# Request
Take the line containing "Read this page and output its text content." and every line after it in the data below, and print them exactly as given, with nothing else.

---------- Extracted data

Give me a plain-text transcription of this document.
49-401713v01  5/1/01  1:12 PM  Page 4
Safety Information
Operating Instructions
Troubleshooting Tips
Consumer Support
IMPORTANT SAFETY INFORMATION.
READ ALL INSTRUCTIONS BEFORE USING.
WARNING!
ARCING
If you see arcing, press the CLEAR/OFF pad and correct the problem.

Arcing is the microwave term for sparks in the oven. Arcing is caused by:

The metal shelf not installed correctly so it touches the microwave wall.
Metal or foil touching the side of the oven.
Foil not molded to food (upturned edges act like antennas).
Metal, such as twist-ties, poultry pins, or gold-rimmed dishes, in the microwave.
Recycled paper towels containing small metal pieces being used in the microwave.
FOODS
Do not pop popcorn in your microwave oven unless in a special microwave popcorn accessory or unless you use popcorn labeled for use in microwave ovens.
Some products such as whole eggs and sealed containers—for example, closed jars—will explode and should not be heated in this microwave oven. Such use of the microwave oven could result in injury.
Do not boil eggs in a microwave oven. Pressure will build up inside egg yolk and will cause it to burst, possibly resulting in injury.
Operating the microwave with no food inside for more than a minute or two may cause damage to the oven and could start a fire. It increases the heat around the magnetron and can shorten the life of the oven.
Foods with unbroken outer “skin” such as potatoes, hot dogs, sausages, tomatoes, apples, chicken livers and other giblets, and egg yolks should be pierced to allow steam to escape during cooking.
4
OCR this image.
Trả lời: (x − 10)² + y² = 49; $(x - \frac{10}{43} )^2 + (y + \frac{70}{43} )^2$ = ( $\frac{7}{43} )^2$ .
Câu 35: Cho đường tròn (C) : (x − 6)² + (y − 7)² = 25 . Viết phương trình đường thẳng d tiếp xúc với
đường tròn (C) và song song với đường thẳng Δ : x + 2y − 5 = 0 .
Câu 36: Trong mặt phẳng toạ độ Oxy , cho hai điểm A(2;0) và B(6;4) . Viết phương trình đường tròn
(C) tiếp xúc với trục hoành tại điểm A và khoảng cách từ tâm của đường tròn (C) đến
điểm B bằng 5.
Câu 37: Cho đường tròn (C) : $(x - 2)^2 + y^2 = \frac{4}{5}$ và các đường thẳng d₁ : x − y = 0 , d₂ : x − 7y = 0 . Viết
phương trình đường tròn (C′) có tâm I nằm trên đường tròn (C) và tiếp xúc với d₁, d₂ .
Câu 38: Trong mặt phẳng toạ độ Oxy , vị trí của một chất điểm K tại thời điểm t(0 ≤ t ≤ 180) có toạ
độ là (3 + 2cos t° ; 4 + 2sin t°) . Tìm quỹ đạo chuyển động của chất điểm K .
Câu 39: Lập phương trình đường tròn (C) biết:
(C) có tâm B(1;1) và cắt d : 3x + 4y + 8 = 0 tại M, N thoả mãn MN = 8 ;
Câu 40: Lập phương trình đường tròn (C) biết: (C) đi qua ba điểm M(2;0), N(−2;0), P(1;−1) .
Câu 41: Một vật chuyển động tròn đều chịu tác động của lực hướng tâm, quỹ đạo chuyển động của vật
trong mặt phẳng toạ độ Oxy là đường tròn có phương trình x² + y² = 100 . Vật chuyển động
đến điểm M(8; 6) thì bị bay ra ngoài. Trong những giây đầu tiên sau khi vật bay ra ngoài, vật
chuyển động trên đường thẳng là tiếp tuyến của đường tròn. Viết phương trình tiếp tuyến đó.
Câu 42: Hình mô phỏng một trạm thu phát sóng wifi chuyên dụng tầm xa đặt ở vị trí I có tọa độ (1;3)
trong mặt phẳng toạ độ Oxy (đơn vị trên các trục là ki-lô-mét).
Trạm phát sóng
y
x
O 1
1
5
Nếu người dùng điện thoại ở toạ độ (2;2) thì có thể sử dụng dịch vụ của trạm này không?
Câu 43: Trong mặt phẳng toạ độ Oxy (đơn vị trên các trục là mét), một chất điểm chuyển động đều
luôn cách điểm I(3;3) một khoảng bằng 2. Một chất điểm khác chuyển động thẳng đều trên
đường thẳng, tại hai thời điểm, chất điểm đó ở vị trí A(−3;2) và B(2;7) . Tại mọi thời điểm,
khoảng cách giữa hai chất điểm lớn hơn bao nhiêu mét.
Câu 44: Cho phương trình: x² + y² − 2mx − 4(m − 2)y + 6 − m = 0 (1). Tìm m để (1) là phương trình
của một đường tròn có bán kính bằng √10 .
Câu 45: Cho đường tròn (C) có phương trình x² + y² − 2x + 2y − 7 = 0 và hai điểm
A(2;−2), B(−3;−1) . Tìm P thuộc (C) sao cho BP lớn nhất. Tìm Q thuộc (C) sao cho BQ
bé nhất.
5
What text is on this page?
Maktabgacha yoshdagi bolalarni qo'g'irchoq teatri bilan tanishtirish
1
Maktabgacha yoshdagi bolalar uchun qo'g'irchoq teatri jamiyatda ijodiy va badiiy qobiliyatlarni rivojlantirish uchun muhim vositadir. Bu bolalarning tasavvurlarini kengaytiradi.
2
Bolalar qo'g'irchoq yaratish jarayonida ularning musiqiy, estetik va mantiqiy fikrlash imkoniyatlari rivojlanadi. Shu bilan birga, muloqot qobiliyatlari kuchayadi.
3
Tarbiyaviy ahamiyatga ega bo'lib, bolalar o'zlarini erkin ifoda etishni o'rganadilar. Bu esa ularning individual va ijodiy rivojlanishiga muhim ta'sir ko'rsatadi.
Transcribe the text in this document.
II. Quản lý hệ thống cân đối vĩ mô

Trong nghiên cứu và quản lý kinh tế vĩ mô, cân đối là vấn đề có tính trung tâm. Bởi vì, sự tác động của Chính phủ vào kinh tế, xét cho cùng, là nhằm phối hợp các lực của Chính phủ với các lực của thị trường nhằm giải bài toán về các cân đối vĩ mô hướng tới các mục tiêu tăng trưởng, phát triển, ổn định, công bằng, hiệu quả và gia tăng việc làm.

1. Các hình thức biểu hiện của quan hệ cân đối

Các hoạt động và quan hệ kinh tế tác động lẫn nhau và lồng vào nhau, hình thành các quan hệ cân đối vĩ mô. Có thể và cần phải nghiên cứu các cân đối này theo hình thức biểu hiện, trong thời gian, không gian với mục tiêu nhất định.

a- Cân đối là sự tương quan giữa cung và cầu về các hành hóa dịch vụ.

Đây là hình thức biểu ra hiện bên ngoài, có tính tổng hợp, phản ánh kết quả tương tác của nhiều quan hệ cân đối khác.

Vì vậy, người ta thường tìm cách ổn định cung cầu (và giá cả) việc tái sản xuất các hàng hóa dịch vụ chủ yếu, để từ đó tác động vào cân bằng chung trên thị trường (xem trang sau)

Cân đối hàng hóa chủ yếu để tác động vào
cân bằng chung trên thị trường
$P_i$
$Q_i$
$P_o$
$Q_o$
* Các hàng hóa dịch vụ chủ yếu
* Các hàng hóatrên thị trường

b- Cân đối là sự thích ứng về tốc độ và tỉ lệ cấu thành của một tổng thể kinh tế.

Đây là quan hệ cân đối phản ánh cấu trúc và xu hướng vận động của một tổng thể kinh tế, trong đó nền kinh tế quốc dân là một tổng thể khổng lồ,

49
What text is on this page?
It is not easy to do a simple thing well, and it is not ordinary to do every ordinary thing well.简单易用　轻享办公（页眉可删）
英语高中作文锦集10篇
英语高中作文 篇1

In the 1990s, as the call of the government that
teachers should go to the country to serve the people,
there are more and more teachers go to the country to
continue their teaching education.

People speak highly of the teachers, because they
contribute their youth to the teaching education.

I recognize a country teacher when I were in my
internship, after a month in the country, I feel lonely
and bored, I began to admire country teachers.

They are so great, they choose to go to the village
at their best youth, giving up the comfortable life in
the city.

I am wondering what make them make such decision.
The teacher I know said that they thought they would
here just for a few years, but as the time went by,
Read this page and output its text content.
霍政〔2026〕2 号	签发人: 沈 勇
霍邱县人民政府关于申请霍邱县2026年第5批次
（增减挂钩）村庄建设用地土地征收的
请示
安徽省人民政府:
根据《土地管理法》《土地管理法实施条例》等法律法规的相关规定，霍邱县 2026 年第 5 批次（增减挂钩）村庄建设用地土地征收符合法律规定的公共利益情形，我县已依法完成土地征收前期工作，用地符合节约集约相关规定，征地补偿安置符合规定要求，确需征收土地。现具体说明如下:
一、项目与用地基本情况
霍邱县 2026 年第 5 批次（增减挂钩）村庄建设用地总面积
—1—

--------------------

# Task response
Read this page and output its text content.
霍政〔2026〕2 号	签发人: 沈 勇
霍邱县人民政府关于申请霍邱县2026年第5批次
（增减挂钩）村庄建设用地土地征收的
请示
安徽省人民政府:
根据《土地管理法》《土地管理法实施条例》等法律法规的相关规定，霍邱县 2026 年第 5 批次（增减挂钩）村庄建设用地土地征收符合法律规定的公共利益情形，我县已依法完成土地征收前期工作，用地符合节约集约相关规定，征地补偿安置符合规定要求，确需征收土地。现具体说明如下:
一、项目与用地基本情况
霍邱县 2026 年第 5 批次（增减挂钩）村庄建设用地总面积
—1—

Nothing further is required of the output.